__WHAT IS EXPECTED__.
Type the records out again in full, exactly.

__MATERIAL PROVIDED__.
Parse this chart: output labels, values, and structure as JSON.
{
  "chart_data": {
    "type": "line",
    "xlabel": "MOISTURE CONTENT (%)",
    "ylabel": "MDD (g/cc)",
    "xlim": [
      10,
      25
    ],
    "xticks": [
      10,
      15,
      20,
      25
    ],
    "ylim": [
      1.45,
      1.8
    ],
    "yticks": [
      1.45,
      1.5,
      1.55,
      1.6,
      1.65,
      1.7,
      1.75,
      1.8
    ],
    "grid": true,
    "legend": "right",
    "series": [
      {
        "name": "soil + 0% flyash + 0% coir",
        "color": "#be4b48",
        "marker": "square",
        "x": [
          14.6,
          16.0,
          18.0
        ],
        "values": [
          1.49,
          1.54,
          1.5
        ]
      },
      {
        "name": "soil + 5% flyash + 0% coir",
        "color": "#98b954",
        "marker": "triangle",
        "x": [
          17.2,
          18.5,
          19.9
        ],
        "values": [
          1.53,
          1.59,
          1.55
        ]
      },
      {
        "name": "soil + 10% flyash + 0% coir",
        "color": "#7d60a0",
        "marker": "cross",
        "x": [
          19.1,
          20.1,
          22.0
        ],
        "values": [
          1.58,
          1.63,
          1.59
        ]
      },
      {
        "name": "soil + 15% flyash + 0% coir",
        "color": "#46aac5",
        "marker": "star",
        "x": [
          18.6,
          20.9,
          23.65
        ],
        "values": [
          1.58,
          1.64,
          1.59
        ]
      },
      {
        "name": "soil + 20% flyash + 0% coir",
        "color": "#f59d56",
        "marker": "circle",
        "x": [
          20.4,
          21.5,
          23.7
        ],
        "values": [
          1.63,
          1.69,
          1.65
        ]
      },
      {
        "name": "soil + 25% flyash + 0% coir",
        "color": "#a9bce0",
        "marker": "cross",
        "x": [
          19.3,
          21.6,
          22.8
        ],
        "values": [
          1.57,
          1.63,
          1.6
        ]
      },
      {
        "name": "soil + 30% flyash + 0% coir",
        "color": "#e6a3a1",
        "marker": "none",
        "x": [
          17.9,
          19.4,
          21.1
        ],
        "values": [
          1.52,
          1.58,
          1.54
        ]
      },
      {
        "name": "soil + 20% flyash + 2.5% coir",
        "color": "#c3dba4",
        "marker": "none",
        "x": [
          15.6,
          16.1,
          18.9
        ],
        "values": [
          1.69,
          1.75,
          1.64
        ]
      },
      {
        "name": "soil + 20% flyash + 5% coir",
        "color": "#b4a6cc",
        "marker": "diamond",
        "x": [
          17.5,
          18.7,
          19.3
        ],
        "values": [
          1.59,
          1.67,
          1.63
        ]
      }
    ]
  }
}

__OUTPUT__.
Parse this chart: output labels, values, and structure as JSON.
{
  "chart_data": {
    "type": "line",
    "xlabel": "MOISTURE CONTENT (%)",
    "ylabel": "MDD (g/cc)",
    "xlim": [
      10,
      25
    ],
    "xticks": [
      10,
      15,
      20,
      25
    ],
    "ylim": [
      1.45,
      1.8
    ],
    "yticks": [
      1.45,
      1.5,
      1.55,
      1.6,
      1.65,
      1.7,
      1.75,
      1.8
    ],
    "grid": true,
    "legend": "right",
    "series": [
      {
        "name": "soil + 0% flyash + 0% coir",
        "color": "#be4b48",
        "marker": "square",
        "x": [
          14.6,
          16.0,
          18.0
        ],
        "values": [
          1.49,
          1.54,
          1.5
        ]
      },
      {
        "name": "soil + 5% flyash + 0% coir",
        "color": "#98b954",
        "marker": "triangle",
        "x": [
          17.2,
          18.5,
          19.9
        ],
        "values": [
          1.53,
          1.59,
          1.55
        ]
      },
      {
        "name": "soil + 10% flyash + 0% coir",
        "color": "#7d60a0",
        "marker": "cross",
        "x": [
          19.1,
          20.1,
          22.0
        ],
        "values": [
          1.58,
          1.63,
          1.59
        ]
      },
      {
        "name": "soil + 15% flyash + 0% coir",
        "color": "#46aac5",
        "marker": "star",
        "x": [
          18.6,
          20.9,
          23.65
        ],
        "values": [
          1.58,
          1.64,
          1.59
        ]
      },
      {
        "name": "soil + 20% flyash + 0% coir",
        "color": "#f59d56",
        "marker": "circle",
        "x": [
          20.4,
          21.5,
          23.7
        ],
        "values": [
          1.63,
          1.69,
          1.65
        ]
      },
      {
        "name": "soil + 25% flyash + 0% coir",
        "color": "#a9bce0",
        "marker": "cross",
        "x": [
          19.3,
          21.6,
          22.8
        ],
        "values": [
          1.57,
          1.63,
          1.6
        ]
      },
      {
        "name": "soil + 30% flyash + 0% coir",
        "color": "#e6a3a1",
        "marker": "none",
        "x": [
          17.9,
          19.4,
          21.1
        ],
        "values": [
          1.52,
          1.58,
          1.54
        ]
      },
      {
        "name": "soil + 20% flyash + 2.5% coir",
        "color": "#c3dba4",
        "marker": "none",
        "x": [
          15.6,
          16.1,
          18.9
        ],
        "values": [
          1.69,
          1.75,
          1.64
        ]
      },
      {
        "name": "soil + 20% flyash + 5% coir",
        "color": "#b4a6cc",
        "marker": "diamond",
        "x": [
          17.5,
          18.7,
          19.3
        ],
        "values": [
          1.59,
          1.67,
          1.63
        ]
      }
    ]
  }
}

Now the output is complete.